Aim of the task
Convert the lines of the entries below into a JSON list of strings, one string per line. Include every line from the very first one through the line containing "handicap-odds-3[interactable]: 3.90 <box>728", inclusive of both ends, and leave out any blank lines.
——
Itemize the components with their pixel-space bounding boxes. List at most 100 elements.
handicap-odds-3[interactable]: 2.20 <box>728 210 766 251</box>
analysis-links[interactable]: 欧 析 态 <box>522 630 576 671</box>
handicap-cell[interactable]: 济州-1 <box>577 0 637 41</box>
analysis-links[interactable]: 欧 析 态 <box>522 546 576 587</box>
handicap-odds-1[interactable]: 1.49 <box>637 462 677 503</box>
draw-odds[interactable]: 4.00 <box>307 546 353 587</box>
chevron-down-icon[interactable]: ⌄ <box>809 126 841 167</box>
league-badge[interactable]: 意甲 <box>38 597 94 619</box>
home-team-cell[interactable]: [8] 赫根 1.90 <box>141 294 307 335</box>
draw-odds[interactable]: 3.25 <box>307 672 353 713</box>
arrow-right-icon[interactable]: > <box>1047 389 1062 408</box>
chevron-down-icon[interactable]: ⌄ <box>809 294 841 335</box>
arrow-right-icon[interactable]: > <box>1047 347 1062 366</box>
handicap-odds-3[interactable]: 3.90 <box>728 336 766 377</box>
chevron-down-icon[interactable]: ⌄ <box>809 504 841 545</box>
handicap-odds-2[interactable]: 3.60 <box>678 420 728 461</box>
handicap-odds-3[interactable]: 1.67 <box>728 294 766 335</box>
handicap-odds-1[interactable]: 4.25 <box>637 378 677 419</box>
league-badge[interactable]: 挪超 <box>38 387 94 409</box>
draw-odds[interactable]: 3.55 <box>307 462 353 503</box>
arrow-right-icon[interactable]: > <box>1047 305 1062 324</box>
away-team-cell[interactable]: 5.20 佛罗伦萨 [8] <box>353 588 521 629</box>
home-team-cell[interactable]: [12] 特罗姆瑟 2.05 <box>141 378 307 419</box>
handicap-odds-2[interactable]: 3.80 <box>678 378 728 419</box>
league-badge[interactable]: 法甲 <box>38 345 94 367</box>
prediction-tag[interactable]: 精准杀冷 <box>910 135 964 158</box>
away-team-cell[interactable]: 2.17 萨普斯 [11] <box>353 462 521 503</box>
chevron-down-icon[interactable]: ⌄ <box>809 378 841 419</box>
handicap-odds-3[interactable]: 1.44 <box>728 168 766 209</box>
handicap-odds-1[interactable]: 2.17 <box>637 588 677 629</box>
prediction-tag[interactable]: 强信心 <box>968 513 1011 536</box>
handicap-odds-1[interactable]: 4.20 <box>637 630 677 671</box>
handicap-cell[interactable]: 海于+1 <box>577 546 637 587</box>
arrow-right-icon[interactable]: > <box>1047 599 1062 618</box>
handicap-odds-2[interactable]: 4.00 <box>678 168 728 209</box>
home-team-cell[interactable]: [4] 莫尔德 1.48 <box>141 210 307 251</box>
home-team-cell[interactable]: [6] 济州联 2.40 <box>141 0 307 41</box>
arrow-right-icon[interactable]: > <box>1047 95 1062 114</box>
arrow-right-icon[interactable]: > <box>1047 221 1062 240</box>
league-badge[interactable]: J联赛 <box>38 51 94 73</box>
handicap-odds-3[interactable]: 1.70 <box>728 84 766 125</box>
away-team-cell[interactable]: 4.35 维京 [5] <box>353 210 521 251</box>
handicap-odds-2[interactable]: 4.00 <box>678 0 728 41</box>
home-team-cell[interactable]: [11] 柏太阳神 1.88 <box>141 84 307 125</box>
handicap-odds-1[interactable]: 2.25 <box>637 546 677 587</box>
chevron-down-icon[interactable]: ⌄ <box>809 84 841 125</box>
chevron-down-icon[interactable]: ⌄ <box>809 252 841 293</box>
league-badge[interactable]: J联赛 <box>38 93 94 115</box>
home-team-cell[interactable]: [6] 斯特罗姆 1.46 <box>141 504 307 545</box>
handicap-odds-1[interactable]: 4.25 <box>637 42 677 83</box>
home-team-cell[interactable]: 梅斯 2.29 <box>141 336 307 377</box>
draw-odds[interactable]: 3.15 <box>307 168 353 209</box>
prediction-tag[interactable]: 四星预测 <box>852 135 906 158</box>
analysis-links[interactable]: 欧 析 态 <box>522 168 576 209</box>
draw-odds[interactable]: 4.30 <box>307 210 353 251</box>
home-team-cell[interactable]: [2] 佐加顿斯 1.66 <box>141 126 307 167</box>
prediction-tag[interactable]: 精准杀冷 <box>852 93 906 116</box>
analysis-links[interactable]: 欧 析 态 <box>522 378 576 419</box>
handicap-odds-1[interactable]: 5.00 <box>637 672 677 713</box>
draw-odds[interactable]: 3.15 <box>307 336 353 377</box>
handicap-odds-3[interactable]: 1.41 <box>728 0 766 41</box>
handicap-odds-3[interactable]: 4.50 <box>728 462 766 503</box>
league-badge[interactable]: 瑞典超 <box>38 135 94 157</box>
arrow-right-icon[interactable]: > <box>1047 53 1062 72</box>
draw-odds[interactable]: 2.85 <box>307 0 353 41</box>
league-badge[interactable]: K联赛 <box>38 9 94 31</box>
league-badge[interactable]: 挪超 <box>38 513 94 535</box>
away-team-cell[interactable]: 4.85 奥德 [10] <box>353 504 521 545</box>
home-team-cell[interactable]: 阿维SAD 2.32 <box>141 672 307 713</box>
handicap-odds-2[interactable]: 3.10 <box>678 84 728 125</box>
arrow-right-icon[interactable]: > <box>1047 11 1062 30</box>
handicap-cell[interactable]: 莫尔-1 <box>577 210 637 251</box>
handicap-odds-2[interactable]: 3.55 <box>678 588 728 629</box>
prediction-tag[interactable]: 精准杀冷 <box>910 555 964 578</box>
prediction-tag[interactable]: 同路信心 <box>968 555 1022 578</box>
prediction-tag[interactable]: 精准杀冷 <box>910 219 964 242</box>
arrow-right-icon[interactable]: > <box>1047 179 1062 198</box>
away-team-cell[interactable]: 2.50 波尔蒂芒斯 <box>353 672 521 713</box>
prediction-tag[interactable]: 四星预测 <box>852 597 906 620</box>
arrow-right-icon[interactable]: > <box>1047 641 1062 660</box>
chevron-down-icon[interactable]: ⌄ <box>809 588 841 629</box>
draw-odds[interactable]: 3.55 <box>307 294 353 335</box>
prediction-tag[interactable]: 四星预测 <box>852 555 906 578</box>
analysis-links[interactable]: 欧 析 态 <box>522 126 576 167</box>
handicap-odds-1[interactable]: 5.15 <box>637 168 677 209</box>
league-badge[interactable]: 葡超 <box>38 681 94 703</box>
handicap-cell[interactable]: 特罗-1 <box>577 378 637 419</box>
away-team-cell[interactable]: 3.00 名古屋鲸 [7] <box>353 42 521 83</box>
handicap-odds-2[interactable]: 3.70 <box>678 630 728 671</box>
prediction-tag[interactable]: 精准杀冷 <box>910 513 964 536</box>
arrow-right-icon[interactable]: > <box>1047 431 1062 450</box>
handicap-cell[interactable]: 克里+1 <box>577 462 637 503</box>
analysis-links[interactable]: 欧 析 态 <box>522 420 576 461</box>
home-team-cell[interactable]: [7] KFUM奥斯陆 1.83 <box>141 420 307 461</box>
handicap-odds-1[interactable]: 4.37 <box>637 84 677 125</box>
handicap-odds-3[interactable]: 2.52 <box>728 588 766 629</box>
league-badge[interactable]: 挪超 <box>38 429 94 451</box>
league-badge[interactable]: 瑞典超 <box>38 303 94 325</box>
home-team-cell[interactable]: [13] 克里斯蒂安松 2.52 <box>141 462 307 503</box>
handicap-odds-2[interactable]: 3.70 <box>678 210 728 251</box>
——
Right answer
[
  "Itemize the components with their pixel-space bounding boxes. List at most 100 elements.",
  "handicap-odds-3[interactable]: 2.20 <box>728 210 766 251</box>",
  "analysis-links[interactable]: 欧 析 态 <box>522 630 576 671</box>",
  "handicap-cell[interactable]: 济州-1 <box>577 0 637 41</box>",
  "analysis-links[interactable]: 欧 析 态 <box>522 546 576 587</box>",
  "handicap-odds-1[interactable]: 1.49 <box>637 462 677 503</box>",
  "draw-odds[interactable]: 4.00 <box>307 546 353 587</box>",
  "chevron-down-icon[interactable]: ⌄ <box>809 126 841 167</box>",
  "league-badge[interactable]: 意甲 <box>38 597 94 619</box>",
  "home-team-cell[interactable]: [8] 赫根 1.90 <box>141 294 307 335</box>",
  "draw-odds[interactable]: 3.25 <box>307 672 353 713</box>",
  "arrow-right-icon[interactable]: > <box>1047 389 1062 408</box>",
  "chevron-down-icon[interactable]: ⌄ <box>809 294 841 335</box>",
  "arrow-right-icon[interactable]: > <box>1047 347 1062 366</box>",
  "handicap-odds-3[interactable]: 3.90 <box>728 336 766 377</box>"
]